PROBLEM DETAILS:
Check every line of the data below for the string "CESTA", and copy the ones that hold it.

========================================================================

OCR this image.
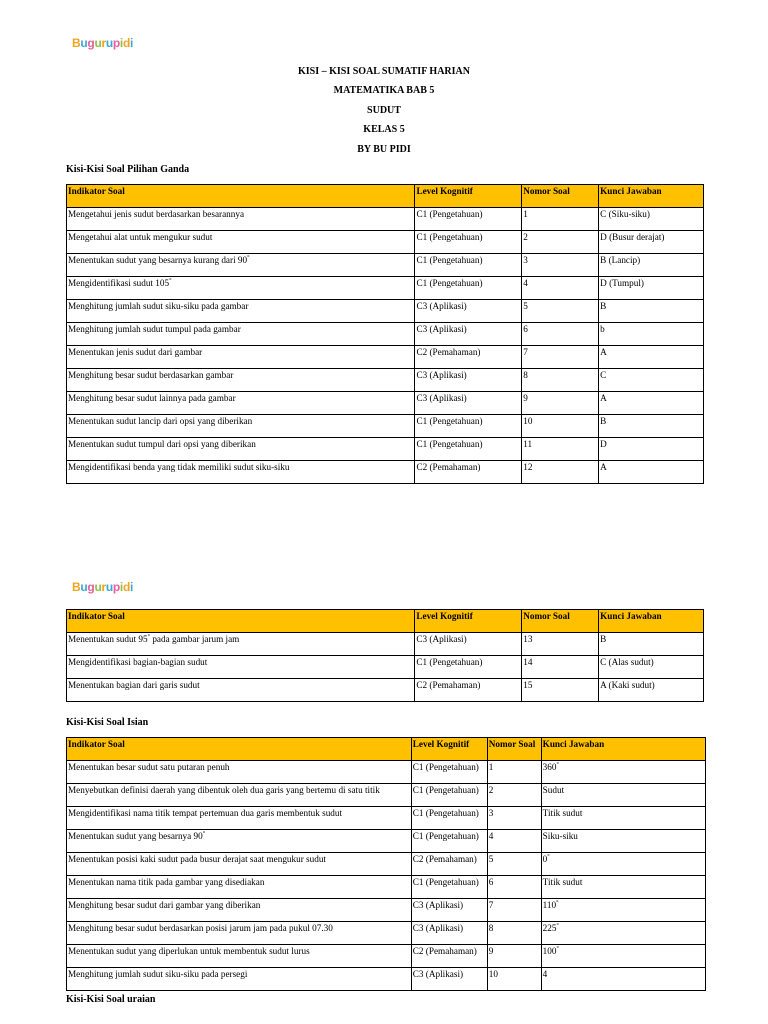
Bugurupidi
KISI – KISI SOAL SUMATIF HARIAN
MATEMATIKA BAB 5
SUDUT
KELAS 5
BY BU PIDI
Kisi-Kisi Soal Pilihan Ganda
Indikator Soal	Level Kognitif	Nomor Soal	Kunci Jawaban
Mengetahui jenis sudut berdasarkan besarannya	C1 (Pengetahuan)	1	C (Siku-siku)
Mengetahui alat untuk mengukur sudut	C1 (Pengetahuan)	2	D (Busur derajat)
Menentukan sudut yang besarnya kurang dari 90°	C1 (Pengetahuan)	3	B (Lancip)
Mengidentifikasi sudut 105°	C1 (Pengetahuan)	4	D (Tumpul)
Menghitung jumlah sudut siku-siku pada gambar	C3 (Aplikasi)	5	B
Menghitung jumlah sudut tumpul pada gambar	C3 (Aplikasi)	6	b
Menentukan jenis sudut dari gambar	C2 (Pemahaman)	7	A
Menghitung besar sudut berdasarkan gambar	C3 (Aplikasi)	8	C
Menghitung besar sudut lainnya pada gambar	C3 (Aplikasi)	9	A
Menentukan sudut lancip dari opsi yang diberikan	C1 (Pengetahuan)	10	B
Menentukan sudut tumpul dari opsi yang diberikan	C1 (Pengetahuan)	11	D
Mengidentifikasi benda yang tidak memiliki sudut siku-siku	C2 (Pemahaman)	12	A
Bugurupidi
Indikator Soal	Level Kognitif	Nomor Soal	Kunci Jawaban
Menentukan sudut 95° pada gambar jarum jam	C3 (Aplikasi)	13	B
Mengidentifikasi bagian-bagian sudut	C1 (Pengetahuan)	14	C (Alas sudut)
Menentukan bagian dari garis sudut	C2 (Pemahaman)	15	A (Kaki sudut)
Kisi-Kisi Soal Isian
Indikator Soal	Level Kognitif	Nomor Soal	Kunci Jawaban
Menentukan besar sudut satu putaran penuh	C1 (Pengetahuan)	1	360°
Menyebutkan definisi daerah yang dibentuk oleh dua garis yang bertemu di satu titik	C1 (Pengetahuan)	2	Sudut
Mengidentifikasi nama titik tempat pertemuan dua garis membentuk sudut	C1 (Pengetahuan)	3	Titik sudut
Menentukan sudut yang besarnya 90°	C1 (Pengetahuan)	4	Siku-siku
Menentukan posisi kaki sudut pada busur derajat saat mengukur sudut	C2 (Pemahaman)	5	0°
Menentukan nama titik pada gambar yang disediakan	C1 (Pengetahuan)	6	Titik sudut
Menghitung besar sudut dari gambar yang diberikan	C3 (Aplikasi)	7	110°
Menghitung besar sudut berdasarkan posisi jarum jam pada pukul 07.30	C3 (Aplikasi)	8	225°
Menentukan sudut yang diperlukan untuk membentuk sudut lurus	C2 (Pemahaman)	9	100°
Menghitung jumlah sudut siku-siku pada persegi	C3 (Aplikasi)	10	4
Kisi-Kisi Soal uraian
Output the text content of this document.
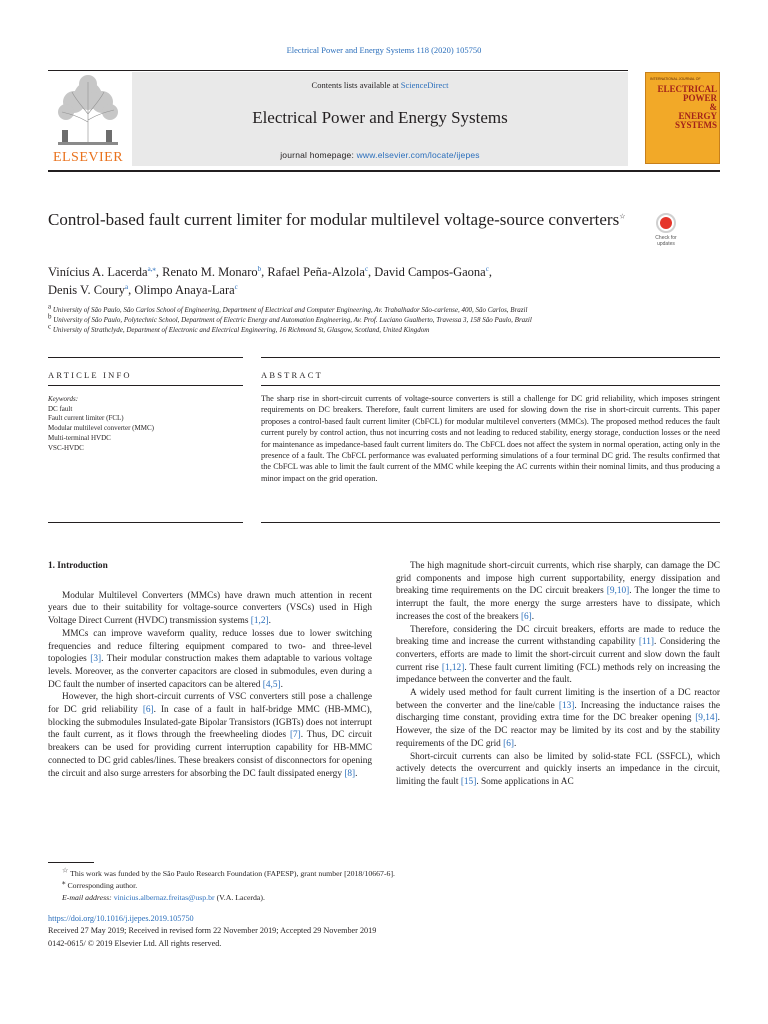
Electrical Power and Energy Systems 118 (2020) 105750
ELSEVIER
Contents lists available at ScienceDirect
Electrical Power and Energy Systems
journal homepage: www.elsevier.com/locate/ijepes
INTERNATIONAL JOURNAL OF
ELECTRICAL
POWER
&
ENERGY
SYSTEMS
Control-based fault current limiter for modular multilevel voltage-source converters☆
Check for
updates
Vinícius A. Lacerda$^{a,⁎}$, Renato M. Monaro$^b$, Rafael Peña-Alzola$^c$, David Campos-Gaona$^c$,
Denis V. Coury$^a$, Olimpo Anaya-Lara$^c$
$^a$ University of São Paulo, São Carlos School of Engineering, Department of Electrical and Computer Engineering, Av. Trabalhador São-carlense, 400, São Carlos, Brazil
$^b$ University of São Paulo, Polytechnic School, Department of Electric Energy and Automation Engineering, Av. Prof. Luciano Gualberto, Travessa 3, 158 São Paulo, Brazil
$^c$ University of Strathclyde, Department of Electronic and Electrical Engineering, 16 Richmond St, Glasgow, Scotland, United Kingdom
ARTICLE INFO	ABSTRACT
Keywords:
DC fault
Fault current limiter (FCL)
Modular multilevel converter (MMC)
Multi-terminal HVDC
VSC-HVDC
The sharp rise in short-circuit currents of voltage-source converters is still a challenge for DC grid reliability, which imposes stringent requirements on DC breakers. Therefore, fault current limiters are used for slowing down the rise in short-circuit currents. This paper proposes a control-based fault current limiter (CbFCL) for modular multilevel converters (MMCs). The proposed method reduces the fault current purely by control action, thus not incurring costs and not leading to reduced stability, energy storage, conduction losses or the need for maintenance as impedance-based fault current limiters do. The CbFCL does not affect the system in normal operation, acting only in the presence of a fault. The CbFCL performance was evaluated performing simulations of a four terminal DC grid. The results confirmed that the CbFCL was able to limit the fault current of the MMC while keeping the AC currents within their nominal limits, and thus producing a minor impact on the grid operation.
1. Introduction

Modular Multilevel Converters (MMCs) have drawn much attention in recent years due to their suitability for voltage-source converters (VSCs) used in High Voltage Direct Current (HVDC) transmission systems [1,2].

MMCs can improve waveform quality, reduce losses due to lower switching frequencies and reduce filtering equipment compared to two- and three-level topologies [3]. Their modular construction makes them adaptable to various voltage levels. Moreover, as the converter capacitors are closed in submodules, even during a DC fault the number of inserted capacitors can be altered [4,5].

However, the high short-circuit currents of VSC converters still pose a challenge for DC grid reliability [6]. In case of a fault in half-bridge MMC (HB-MMC), blocking the submodules Insulated-gate Bipolar Transistors (IGBTs) does not interrupt the fault current, as it flows through the freewheeling diodes [7]. Thus, DC circuit breakers can be used for providing current interruption capability for HB-MMC connected to DC grid cables/lines. These breakers consist of disconnectors for opening the circuit and also surge arresters for absorbing the DC fault dissipated energy [8].

The high magnitude short-circuit currents, which rise sharply, can damage the DC grid components and impose high current supportability, energy dissipation and breaking time requirements on the DC circuit breakers [9,10]. The longer the time to interrupt the fault, the more energy the surge arresters have to dissipate, which increases the cost of the breakers [6].

Therefore, considering the DC circuit breakers, efforts are made to reduce the breaking time and increase the current withstanding capability [11]. Considering the converters, efforts are made to limit the short-circuit current and slow down the fault current rise [1,12]. These fault current limiting (FCL) methods rely on increasing the impedance between the converter and the fault.

A widely used method for fault current limiting is the insertion of a DC reactor between the converter and the line/cable [13]. Increasing the inductance raises the discharging time constant, providing extra time for the DC breaker opening [9,14]. However, the size of the DC reactor may be limited by its cost and by the stability requirements of the DC grid [6].

Short-circuit currents can also be limited by solid-state FCL (SSFCL), which actively detects the overcurrent and quickly inserts an impedance in the circuit, limiting the fault [15]. Some applications in AC

☆ This work was funded by the São Paulo Research Foundation (FAPESP), grant number [2018/10667-6].
⁎ Corresponding author.
E-mail address: vinicius.albernaz.freitas@usp.br (V.A. Lacerda).
https://doi.org/10.1016/j.ijepes.2019.105750
Received 27 May 2019; Received in revised form 22 November 2019; Accepted 29 November 2019
0142-0615/ © 2019 Elsevier Ltd. All rights reserved.
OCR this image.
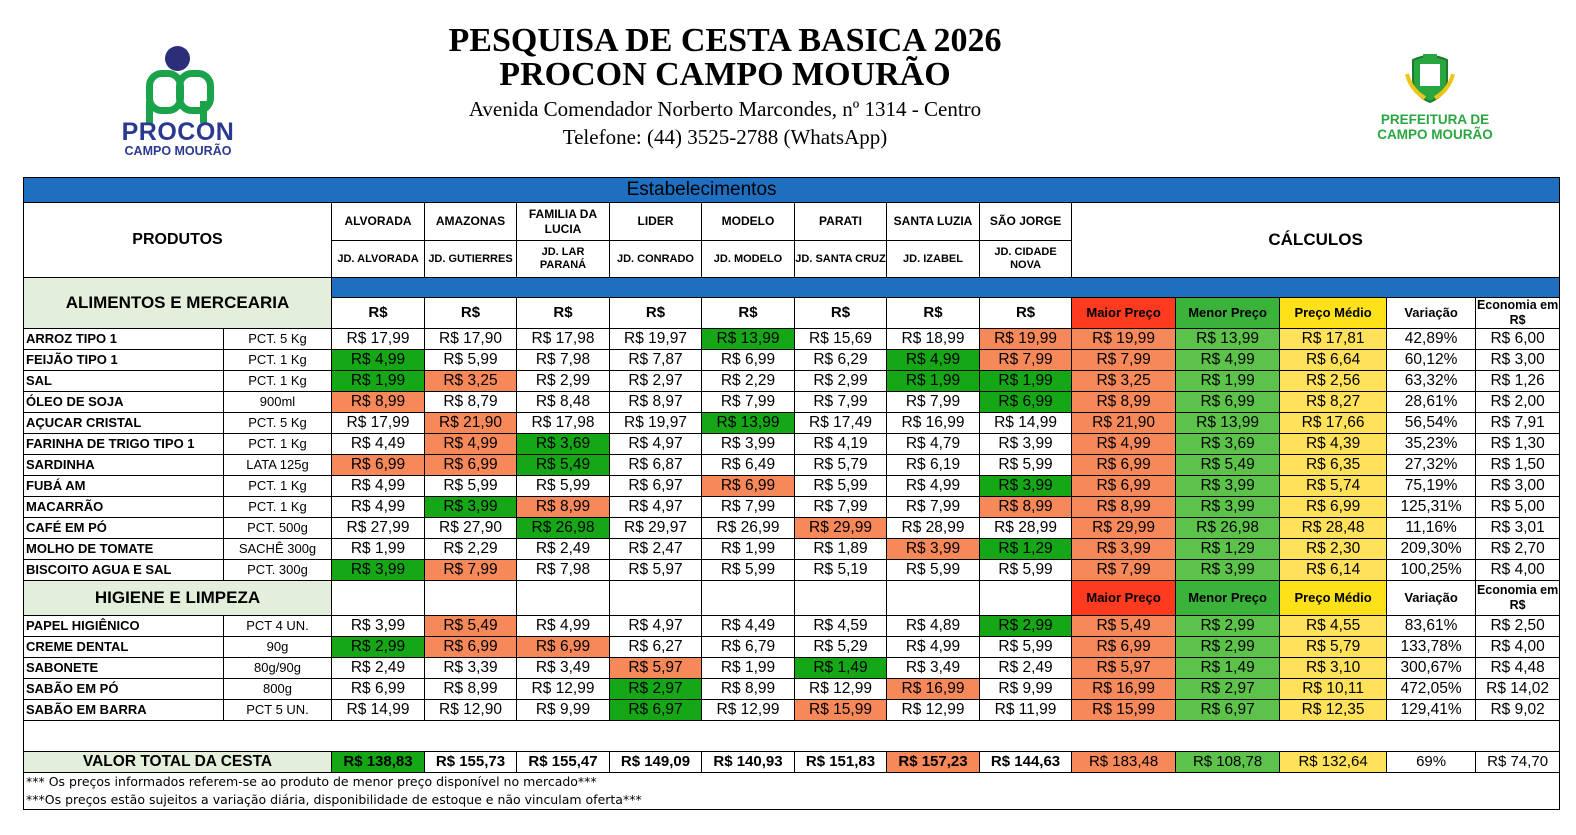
PROCON
CAMPO MOURÃO
PESQUISA DE CESTA BASICA 2026
PROCON CAMPO MOURÃO
Avenida Comendador Norberto Marcondes, nº 1314 - Centro
Telefone: (44) 3525-2788 (WhatsApp)
PREFEITURA DE
CAMPO MOURÃO
		Estabelecimentos												
PRODUTOS		ALVORADA	AMAZONAS	FAMILIA DA LUCIA	LIDER	MODELO	PARATI	SANTA LUZIA	SÃO JORGE	CÁLCULOS				
		JD. ALVORADA	JD. GUTIERRES	JD. LAR PARANÁ	JD. CONRADO	JD. MODELO	JD. SANTA CRUZ	JD. IZABEL	JD. CIDADE NOVA					
ALIMENTOS E MERCEARIA														
		R$	R$	R$	R$	R$	R$	R$	R$	Maior Preço	Menor Preço	Preço Médio	Variação	Economia em R$
ARROZ TIPO 1	PCT. 5 Kg	R$ 17,99	R$ 17,90	R$ 17,98	R$ 19,97	R$ 13,99	R$ 15,69	R$ 18,99	R$ 19,99	R$ 19,99	R$ 13,99	R$ 17,81	42,89%	R$ 6,00
FEIJÃO TIPO 1	PCT. 1 Kg	R$ 4,99	R$ 5,99	R$ 7,98	R$ 7,87	R$ 6,99	R$ 6,29	R$ 4,99	R$ 7,99	R$ 7,99	R$ 4,99	R$ 6,64	60,12%	R$ 3,00
SAL	PCT. 1 Kg	R$ 1,99	R$ 3,25	R$ 2,99	R$ 2,97	R$ 2,29	R$ 2,99	R$ 1,99	R$ 1,99	R$ 3,25	R$ 1,99	R$ 2,56	63,32%	R$ 1,26
ÓLEO DE SOJA	900ml	R$ 8,99	R$ 8,79	R$ 8,48	R$ 8,97	R$ 7,99	R$ 7,99	R$ 7,99	R$ 6,99	R$ 8,99	R$ 6,99	R$ 8,27	28,61%	R$ 2,00
AÇUCAR CRISTAL	PCT. 5 Kg	R$ 17,99	R$ 21,90	R$ 17,98	R$ 19,97	R$ 13,99	R$ 17,49	R$ 16,99	R$ 14,99	R$ 21,90	R$ 13,99	R$ 17,66	56,54%	R$ 7,91
FARINHA DE TRIGO TIPO 1	PCT. 1 Kg	R$ 4,49	R$ 4,99	R$ 3,69	R$ 4,97	R$ 3,99	R$ 4,19	R$ 4,79	R$ 3,99	R$ 4,99	R$ 3,69	R$ 4,39	35,23%	R$ 1,30
SARDINHA	LATA 125g	R$ 6,99	R$ 6,99	R$ 5,49	R$ 6,87	R$ 6,49	R$ 5,79	R$ 6,19	R$ 5,99	R$ 6,99	R$ 5,49	R$ 6,35	27,32%	R$ 1,50
FUBÁ AM	PCT. 1 Kg	R$ 4,99	R$ 5,99	R$ 5,99	R$ 6,97	R$ 6,99	R$ 5,99	R$ 4,99	R$ 3,99	R$ 6,99	R$ 3,99	R$ 5,74	75,19%	R$ 3,00
MACARRÃO	PCT. 1 Kg	R$ 4,99	R$ 3,99	R$ 8,99	R$ 4,97	R$ 7,99	R$ 7,99	R$ 7,99	R$ 8,99	R$ 8,99	R$ 3,99	R$ 6,99	125,31%	R$ 5,00
CAFÉ EM PÓ	PCT. 500g	R$ 27,99	R$ 27,90	R$ 26,98	R$ 29,97	R$ 26,99	R$ 29,99	R$ 28,99	R$ 28,99	R$ 29,99	R$ 26,98	R$ 28,48	11,16%	R$ 3,01
MOLHO DE TOMATE	SACHÊ 300g	R$ 1,99	R$ 2,29	R$ 2,49	R$ 2,47	R$ 1,99	R$ 1,89	R$ 3,99	R$ 1,29	R$ 3,99	R$ 1,29	R$ 2,30	209,30%	R$ 2,70
BISCOITO AGUA E SAL	PCT. 300g	R$ 3,99	R$ 7,99	R$ 7,98	R$ 5,97	R$ 5,99	R$ 5,19	R$ 5,99	R$ 5,99	R$ 7,99	R$ 3,99	R$ 6,14	100,25%	R$ 4,00
HIGIENE E LIMPEZA										Maior Preço	Menor Preço	Preço Médio	Variação	Economia em R$
PAPEL HIGIÊNICO	PCT 4 UN.	R$ 3,99	R$ 5,49	R$ 4,99	R$ 4,97	R$ 4,49	R$ 4,59	R$ 4,89	R$ 2,99	R$ 5,49	R$ 2,99	R$ 4,55	83,61%	R$ 2,50
CREME DENTAL	90g	R$ 2,99	R$ 6,99	R$ 6,99	R$ 6,27	R$ 6,79	R$ 5,29	R$ 4,99	R$ 5,99	R$ 6,99	R$ 2,99	R$ 5,79	133,78%	R$ 4,00
SABONETE	80g/90g	R$ 2,49	R$ 3,39	R$ 3,49	R$ 5,97	R$ 1,99	R$ 1,49	R$ 3,49	R$ 2,49	R$ 5,97	R$ 1,49	R$ 3,10	300,67%	R$ 4,48
SABÃO EM PÓ	800g	R$ 6,99	R$ 8,99	R$ 12,99	R$ 2,97	R$ 8,99	R$ 12,99	R$ 16,99	R$ 9,99	R$ 16,99	R$ 2,97	R$ 10,11	472,05%	R$ 14,02
SABÃO EM BARRA	PCT 5 UN.	R$ 14,99	R$ 12,90	R$ 9,99	R$ 6,97	R$ 12,99	R$ 15,99	R$ 12,99	R$ 11,99	R$ 15,99	R$ 6,97	R$ 12,35	129,41%	R$ 9,02

VALOR TOTAL DA CESTA		R$ 138,83	R$ 155,73	R$ 155,47	R$ 149,09	R$ 140,93	R$ 151,83	R$ 157,23	R$ 144,63	R$ 183,48	R$ 108,78	R$ 132,64	69%	R$ 74,70
*** Os preços informados referem-se ao produto de menor preço disponível no mercado***														
***Os preços estão sujeitos a variação diária, disponibilidade de estoque e não vinculam oferta***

========================================================================

TASK SOLUTION:
PESQUISA DE CESTA BASICA 2026
VALOR TOTAL DA CESTA		R$ 138,83	R$ 155,73	R$ 155,47	R$ 149,09	R$ 140,93	R$ 151,83	R$ 157,23	R$ 144,63	R$ 183,48	R$ 108,78	R$ 132,64	69%	R$ 74,70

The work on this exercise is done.